> To be done: Leave out the pictures and restate the rest of the data exactly.

> Material provided:
++++++

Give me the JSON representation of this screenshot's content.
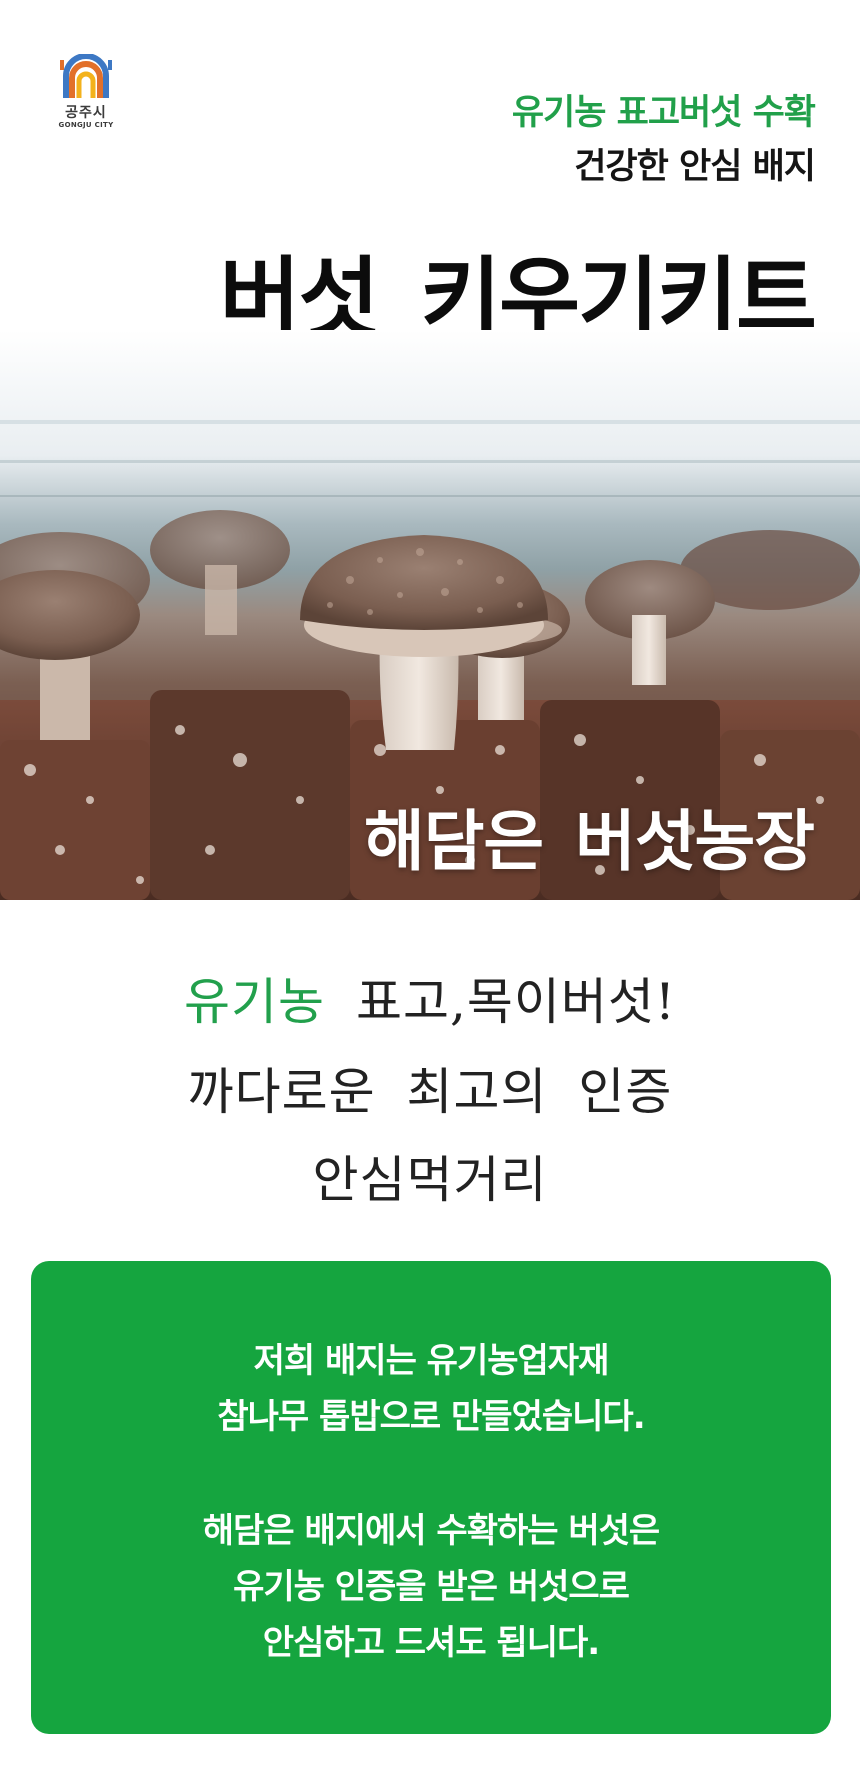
{
  "header": {
    "logo_kr": "공주시",
    "logo_en": "GONGJU CITY",
    "tagline_green": "유기농 표고버섯 수확",
    "tagline_black": "건강한 안심 배지",
    "title": "버섯 키우기키트"
  },
  "hero": {
    "caption": "해담은 버섯농장"
  },
  "slogan": {
    "line1_highlight": "유기농",
    "line1_rest": "표고,목이버섯!",
    "line2": "까다로운 최고의 인증",
    "line3": "안심먹거리"
  },
  "info_box": {
    "line1": "저희 배지는 유기농업자재",
    "line2": "참나무 톱밥으로 만들었습니다.",
    "line3": "해담은 배지에서 수확하는 버섯은",
    "line4": "유기농 인증을 받은 버섯으로",
    "line5": "안심하고 드셔도 됩니다."
  },
  "colors": {
    "brand_green": "#21a04a",
    "box_green": "#15a53f",
    "logo_orange": "#e2702a",
    "logo_blue": "#3d78c4",
    "logo_yellow": "#f3b21c"
  },
  "icons": {
    "logo": "gongju-city-gate-logo"
  }
}
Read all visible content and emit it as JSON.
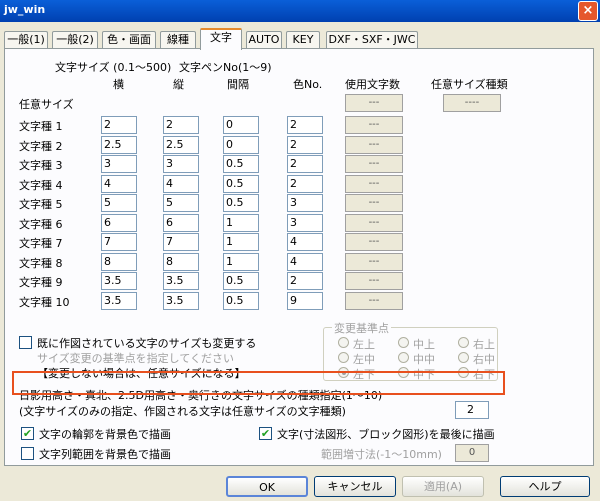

++++++

> Response below:
Give me the JSON representation of this screenshot's content.
{
  "header": {
    "logo_kr": "공주시",
    "logo_en": "GONGJU CITY",
    "tagline_green": "유기농 표고버섯 수확",
    "tagline_black": "건강한 안심 배지",
    "title": "버섯 키우기키트"
  },
  "hero": {
    "caption": "해담은 버섯농장"
  },
  "slogan": {
    "line1_highlight": "유기농",
    "line1_rest": "표고,목이버섯!",
    "line2": "까다로운 최고의 인증",
    "line3": "안심먹거리"
  },
  "info_box": {
    "line1": "저희 배지는 유기농업자재",
    "line2": "참나무 톱밥으로 만들었습니다.",
    "line3": "해담은 배지에서 수확하는 버섯은",
    "line4": "유기농 인증을 받은 버섯으로",
    "line5": "안심하고 드셔도 됩니다."
  },
  "colors": {
    "brand_green": "#21a04a",
    "box_green": "#15a53f",
    "logo_orange": "#e2702a",
    "logo_blue": "#3d78c4",
    "logo_yellow": "#f3b21c"
  },
  "icons": {
    "logo": "gongju-city-gate-logo"
  }
}
Read all visible content and emit it as JSON.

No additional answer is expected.